▶ **Exercise**
Using the records beneath, say how many lines contain the word "phthyfim", without comment.

▶ **Material for the task**
▬▬▬
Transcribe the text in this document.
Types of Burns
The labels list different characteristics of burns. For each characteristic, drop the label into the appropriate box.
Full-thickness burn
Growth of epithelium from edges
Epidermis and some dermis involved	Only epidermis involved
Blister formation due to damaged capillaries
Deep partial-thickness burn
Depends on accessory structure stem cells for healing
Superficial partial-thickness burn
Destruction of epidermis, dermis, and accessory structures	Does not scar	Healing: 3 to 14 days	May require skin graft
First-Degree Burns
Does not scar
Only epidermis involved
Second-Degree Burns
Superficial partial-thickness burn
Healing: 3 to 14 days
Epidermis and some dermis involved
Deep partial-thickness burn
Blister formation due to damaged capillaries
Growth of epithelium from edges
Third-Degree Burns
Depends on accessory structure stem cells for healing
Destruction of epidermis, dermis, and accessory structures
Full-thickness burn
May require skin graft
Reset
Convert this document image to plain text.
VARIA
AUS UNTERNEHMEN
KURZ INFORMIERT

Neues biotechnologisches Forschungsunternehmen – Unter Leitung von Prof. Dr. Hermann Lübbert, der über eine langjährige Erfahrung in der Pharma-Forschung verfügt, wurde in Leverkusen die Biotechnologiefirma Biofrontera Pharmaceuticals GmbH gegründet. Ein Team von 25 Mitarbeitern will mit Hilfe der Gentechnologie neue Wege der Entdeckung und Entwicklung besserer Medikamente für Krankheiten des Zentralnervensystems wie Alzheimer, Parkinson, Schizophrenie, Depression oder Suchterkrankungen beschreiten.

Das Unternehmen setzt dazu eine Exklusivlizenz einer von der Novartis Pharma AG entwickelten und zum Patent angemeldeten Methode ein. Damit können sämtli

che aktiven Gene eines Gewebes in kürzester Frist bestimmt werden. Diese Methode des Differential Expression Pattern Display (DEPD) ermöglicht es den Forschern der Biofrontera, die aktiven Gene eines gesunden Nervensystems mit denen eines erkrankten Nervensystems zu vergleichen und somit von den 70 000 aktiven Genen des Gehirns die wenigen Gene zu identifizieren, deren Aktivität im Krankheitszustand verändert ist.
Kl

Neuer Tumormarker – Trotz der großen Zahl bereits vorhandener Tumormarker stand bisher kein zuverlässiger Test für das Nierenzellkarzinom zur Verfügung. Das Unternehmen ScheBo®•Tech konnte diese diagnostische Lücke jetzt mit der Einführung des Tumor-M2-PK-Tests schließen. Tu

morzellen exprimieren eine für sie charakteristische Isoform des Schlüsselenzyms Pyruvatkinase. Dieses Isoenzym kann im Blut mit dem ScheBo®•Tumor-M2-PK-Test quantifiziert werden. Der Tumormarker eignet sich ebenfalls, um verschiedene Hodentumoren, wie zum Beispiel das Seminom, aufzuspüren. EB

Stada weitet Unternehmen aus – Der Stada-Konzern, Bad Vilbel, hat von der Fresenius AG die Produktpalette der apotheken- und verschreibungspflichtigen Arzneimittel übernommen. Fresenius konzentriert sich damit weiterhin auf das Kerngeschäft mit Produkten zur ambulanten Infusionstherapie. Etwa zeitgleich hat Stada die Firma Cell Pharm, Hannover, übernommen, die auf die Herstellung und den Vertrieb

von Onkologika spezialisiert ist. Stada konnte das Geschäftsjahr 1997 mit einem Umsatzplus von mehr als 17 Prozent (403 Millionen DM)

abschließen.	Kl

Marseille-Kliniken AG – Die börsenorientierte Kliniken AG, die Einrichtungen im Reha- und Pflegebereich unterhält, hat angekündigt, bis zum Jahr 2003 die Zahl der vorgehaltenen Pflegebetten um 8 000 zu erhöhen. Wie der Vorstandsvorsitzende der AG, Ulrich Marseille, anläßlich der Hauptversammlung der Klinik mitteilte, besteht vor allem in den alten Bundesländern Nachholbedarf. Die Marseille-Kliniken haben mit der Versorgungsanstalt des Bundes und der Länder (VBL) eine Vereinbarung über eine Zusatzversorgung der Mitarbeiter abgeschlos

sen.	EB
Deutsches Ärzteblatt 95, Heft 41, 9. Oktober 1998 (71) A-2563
▬▬▬
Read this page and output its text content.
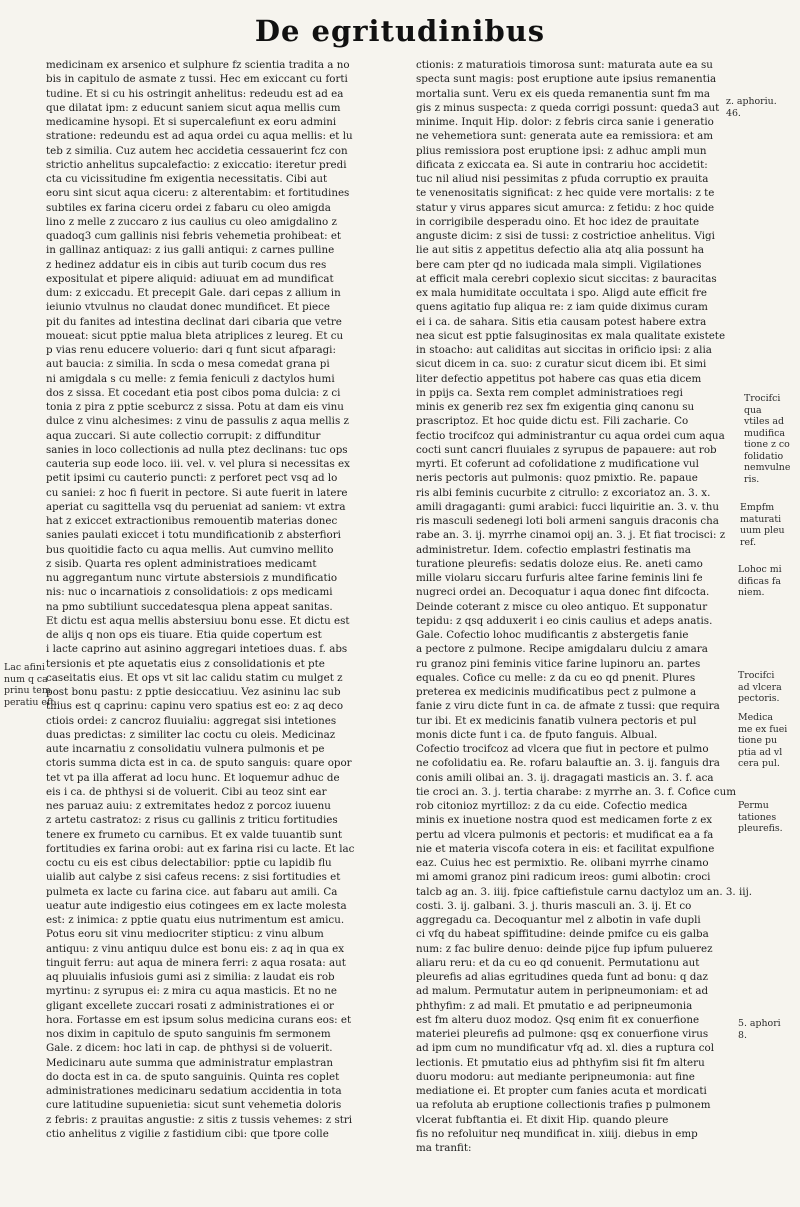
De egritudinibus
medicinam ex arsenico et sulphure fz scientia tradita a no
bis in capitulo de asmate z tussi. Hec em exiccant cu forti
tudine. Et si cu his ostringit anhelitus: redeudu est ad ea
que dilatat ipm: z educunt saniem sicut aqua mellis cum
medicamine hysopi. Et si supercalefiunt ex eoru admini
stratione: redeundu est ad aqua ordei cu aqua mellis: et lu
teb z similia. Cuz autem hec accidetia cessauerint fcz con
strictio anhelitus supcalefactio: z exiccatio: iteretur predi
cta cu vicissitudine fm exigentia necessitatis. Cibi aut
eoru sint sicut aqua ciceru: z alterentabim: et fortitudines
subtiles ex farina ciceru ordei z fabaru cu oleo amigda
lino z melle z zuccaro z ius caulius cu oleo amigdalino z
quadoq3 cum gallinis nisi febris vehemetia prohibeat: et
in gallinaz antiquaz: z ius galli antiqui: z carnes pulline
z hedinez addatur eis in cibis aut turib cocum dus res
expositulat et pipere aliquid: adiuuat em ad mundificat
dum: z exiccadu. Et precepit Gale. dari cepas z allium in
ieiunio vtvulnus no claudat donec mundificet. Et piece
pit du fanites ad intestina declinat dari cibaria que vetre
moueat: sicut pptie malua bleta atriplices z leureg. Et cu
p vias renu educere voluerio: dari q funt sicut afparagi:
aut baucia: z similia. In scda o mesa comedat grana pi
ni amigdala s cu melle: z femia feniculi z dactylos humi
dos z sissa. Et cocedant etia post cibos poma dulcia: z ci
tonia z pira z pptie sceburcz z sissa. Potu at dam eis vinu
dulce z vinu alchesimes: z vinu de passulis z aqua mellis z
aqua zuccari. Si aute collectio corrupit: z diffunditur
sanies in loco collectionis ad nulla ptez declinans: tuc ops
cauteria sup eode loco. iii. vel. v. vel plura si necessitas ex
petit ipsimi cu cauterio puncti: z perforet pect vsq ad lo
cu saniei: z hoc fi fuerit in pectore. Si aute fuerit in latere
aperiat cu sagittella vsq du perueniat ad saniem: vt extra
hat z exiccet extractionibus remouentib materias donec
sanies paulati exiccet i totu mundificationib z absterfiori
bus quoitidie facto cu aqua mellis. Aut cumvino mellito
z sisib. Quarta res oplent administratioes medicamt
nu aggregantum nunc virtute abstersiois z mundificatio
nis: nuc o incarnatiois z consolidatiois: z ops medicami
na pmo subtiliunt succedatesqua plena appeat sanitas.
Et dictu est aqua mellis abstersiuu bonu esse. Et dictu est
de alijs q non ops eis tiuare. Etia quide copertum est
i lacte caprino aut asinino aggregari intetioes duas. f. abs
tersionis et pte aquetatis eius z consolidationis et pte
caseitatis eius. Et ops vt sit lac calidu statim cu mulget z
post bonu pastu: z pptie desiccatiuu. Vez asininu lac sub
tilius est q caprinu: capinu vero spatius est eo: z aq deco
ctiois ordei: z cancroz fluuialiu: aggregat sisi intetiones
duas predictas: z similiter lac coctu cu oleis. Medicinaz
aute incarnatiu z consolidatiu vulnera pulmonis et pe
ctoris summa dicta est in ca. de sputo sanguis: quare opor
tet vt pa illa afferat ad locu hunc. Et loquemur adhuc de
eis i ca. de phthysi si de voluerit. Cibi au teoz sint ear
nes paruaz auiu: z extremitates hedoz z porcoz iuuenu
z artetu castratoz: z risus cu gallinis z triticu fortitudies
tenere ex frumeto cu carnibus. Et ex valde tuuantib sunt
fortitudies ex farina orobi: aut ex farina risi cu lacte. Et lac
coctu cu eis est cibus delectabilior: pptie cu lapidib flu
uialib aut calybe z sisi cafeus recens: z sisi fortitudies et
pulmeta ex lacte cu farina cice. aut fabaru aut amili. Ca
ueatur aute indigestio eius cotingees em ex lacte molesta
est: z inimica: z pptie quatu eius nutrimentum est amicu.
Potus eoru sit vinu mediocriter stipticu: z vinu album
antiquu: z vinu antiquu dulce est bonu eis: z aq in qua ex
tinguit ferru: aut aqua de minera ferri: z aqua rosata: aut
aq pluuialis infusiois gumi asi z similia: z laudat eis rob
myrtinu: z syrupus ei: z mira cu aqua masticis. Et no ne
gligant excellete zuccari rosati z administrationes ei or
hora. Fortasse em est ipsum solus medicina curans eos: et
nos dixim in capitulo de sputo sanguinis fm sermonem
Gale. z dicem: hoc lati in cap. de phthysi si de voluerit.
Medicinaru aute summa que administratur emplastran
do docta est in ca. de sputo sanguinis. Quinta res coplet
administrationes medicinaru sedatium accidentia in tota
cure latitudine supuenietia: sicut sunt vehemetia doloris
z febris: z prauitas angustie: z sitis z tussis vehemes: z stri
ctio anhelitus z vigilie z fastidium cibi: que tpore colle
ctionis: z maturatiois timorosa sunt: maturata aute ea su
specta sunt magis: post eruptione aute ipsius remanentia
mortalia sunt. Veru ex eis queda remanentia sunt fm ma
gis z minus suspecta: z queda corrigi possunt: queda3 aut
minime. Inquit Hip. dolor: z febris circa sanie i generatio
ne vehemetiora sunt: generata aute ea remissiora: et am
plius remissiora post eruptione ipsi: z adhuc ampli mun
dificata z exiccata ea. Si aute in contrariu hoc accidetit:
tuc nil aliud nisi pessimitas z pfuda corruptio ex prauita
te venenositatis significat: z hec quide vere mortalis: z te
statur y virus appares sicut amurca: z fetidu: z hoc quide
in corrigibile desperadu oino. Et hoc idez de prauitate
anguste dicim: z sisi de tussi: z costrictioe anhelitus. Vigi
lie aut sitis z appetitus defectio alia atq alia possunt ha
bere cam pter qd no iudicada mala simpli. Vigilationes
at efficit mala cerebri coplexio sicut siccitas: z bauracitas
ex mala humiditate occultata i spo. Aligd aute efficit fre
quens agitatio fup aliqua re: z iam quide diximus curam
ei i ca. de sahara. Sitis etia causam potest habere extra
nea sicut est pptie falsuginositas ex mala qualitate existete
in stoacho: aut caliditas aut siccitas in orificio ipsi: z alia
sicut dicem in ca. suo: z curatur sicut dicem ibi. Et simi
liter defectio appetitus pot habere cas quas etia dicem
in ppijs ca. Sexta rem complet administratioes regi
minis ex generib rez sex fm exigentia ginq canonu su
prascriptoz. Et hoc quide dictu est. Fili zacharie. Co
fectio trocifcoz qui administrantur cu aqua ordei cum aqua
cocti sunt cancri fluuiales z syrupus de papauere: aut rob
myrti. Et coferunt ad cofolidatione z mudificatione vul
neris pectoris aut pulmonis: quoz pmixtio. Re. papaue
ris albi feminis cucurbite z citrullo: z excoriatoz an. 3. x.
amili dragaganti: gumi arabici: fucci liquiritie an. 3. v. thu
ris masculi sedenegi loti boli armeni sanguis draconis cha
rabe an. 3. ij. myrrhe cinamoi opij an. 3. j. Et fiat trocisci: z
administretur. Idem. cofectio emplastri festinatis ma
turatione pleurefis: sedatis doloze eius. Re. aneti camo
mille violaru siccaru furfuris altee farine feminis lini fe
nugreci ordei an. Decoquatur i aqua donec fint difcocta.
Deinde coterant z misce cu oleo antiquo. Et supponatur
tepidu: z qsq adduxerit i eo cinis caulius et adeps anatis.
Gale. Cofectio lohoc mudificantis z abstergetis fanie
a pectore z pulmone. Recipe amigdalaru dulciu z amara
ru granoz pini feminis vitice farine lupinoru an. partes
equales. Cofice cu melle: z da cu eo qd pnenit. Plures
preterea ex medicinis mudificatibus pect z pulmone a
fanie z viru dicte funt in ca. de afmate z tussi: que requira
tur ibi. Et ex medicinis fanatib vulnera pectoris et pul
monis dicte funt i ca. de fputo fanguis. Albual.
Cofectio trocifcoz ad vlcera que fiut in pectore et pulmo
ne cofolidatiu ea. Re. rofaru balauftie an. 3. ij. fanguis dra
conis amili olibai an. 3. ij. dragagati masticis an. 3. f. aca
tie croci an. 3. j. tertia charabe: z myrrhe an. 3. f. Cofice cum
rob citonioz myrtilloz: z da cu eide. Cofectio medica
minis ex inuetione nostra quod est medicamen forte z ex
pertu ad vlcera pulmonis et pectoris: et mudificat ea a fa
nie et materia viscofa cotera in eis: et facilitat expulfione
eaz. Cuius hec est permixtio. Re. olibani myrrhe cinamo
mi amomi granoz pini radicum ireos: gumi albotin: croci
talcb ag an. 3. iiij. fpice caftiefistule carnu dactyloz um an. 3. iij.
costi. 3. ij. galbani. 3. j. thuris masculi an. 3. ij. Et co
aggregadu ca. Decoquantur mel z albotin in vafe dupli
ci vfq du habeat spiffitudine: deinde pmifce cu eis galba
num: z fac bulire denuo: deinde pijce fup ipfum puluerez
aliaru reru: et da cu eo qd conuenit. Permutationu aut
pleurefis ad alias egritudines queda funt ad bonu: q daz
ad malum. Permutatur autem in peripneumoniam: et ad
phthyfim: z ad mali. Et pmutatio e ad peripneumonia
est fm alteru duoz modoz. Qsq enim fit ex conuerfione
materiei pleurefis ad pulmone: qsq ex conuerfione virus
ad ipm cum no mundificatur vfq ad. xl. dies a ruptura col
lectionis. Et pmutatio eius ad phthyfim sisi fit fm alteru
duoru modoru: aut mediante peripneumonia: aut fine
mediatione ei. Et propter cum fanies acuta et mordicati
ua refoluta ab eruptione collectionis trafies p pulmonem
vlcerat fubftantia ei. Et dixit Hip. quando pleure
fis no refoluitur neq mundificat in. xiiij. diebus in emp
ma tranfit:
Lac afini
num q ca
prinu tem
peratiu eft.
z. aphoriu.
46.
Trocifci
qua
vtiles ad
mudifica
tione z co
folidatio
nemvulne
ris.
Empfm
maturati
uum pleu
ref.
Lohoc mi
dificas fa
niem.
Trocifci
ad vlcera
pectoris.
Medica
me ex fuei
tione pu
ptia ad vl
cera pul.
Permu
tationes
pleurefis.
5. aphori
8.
▬▬▬
▶ **Solution below**
2